▶ **DATA EXCERPTS**
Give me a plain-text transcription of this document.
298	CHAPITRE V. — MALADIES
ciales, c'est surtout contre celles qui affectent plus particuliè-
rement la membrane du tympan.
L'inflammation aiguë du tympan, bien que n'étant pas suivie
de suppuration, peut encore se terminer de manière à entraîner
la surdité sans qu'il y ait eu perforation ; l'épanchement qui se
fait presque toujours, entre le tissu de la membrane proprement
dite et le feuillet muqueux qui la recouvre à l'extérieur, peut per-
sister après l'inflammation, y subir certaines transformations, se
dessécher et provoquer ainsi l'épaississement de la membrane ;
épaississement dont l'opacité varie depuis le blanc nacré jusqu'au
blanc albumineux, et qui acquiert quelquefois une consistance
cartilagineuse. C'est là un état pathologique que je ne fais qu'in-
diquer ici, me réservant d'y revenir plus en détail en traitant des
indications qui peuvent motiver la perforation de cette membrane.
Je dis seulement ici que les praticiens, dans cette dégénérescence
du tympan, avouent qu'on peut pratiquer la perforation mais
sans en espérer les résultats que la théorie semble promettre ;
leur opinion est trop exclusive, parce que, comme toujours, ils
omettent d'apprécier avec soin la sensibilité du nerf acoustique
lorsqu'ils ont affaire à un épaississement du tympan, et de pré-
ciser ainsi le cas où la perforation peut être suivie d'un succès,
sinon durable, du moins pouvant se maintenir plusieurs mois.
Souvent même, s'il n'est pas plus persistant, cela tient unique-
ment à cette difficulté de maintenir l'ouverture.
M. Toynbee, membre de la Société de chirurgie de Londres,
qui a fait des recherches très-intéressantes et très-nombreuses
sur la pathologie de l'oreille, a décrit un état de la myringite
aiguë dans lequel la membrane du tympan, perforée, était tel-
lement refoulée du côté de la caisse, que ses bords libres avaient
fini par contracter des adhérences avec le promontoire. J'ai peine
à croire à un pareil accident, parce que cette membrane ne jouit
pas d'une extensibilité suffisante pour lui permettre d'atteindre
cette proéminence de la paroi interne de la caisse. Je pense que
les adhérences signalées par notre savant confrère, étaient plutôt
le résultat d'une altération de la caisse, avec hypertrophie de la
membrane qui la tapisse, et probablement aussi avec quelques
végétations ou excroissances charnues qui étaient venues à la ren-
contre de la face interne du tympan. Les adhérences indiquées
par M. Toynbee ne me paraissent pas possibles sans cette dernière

▶ **YOUR INSTRUCTIONS**
Take the data above and return it exactly.

▶ **TASK RESPONSE**
Give me a plain-text transcription of this document.
298	CHAPITRE V. — MALADIES
ciales, c'est surtout contre celles qui affectent plus particuliè-
rement la membrane du tympan.
L'inflammation aiguë du tympan, bien que n'étant pas suivie
de suppuration, peut encore se terminer de manière à entraîner
la surdité sans qu'il y ait eu perforation ; l'épanchement qui se
fait presque toujours, entre le tissu de la membrane proprement
dite et le feuillet muqueux qui la recouvre à l'extérieur, peut per-
sister après l'inflammation, y subir certaines transformations, se
dessécher et provoquer ainsi l'épaississement de la membrane ;
épaississement dont l'opacité varie depuis le blanc nacré jusqu'au
blanc albumineux, et qui acquiert quelquefois une consistance
cartilagineuse. C'est là un état pathologique que je ne fais qu'in-
diquer ici, me réservant d'y revenir plus en détail en traitant des
indications qui peuvent motiver la perforation de cette membrane.
Je dis seulement ici que les praticiens, dans cette dégénérescence
du tympan, avouent qu'on peut pratiquer la perforation mais
sans en espérer les résultats que la théorie semble promettre ;
leur opinion est trop exclusive, parce que, comme toujours, ils
omettent d'apprécier avec soin la sensibilité du nerf acoustique
lorsqu'ils ont affaire à un épaississement du tympan, et de pré-
ciser ainsi le cas où la perforation peut être suivie d'un succès,
sinon durable, du moins pouvant se maintenir plusieurs mois.
Souvent même, s'il n'est pas plus persistant, cela tient unique-
ment à cette difficulté de maintenir l'ouverture.
M. Toynbee, membre de la Société de chirurgie de Londres,
qui a fait des recherches très-intéressantes et très-nombreuses
sur la pathologie de l'oreille, a décrit un état de la myringite
aiguë dans lequel la membrane du tympan, perforée, était tel-
lement refoulée du côté de la caisse, que ses bords libres avaient
fini par contracter des adhérences avec le promontoire. J'ai peine
à croire à un pareil accident, parce que cette membrane ne jouit
pas d'une extensibilité suffisante pour lui permettre d'atteindre
cette proéminence de la paroi interne de la caisse. Je pense que
les adhérences signalées par notre savant confrère, étaient plutôt
le résultat d'une altération de la caisse, avec hypertrophie de la
membrane qui la tapisse, et probablement aussi avec quelques
végétations ou excroissances charnues qui étaient venues à la ren-
contre de la face interne du tympan. Les adhérences indiquées
par M. Toynbee ne me paraissent pas possibles sans cette dernière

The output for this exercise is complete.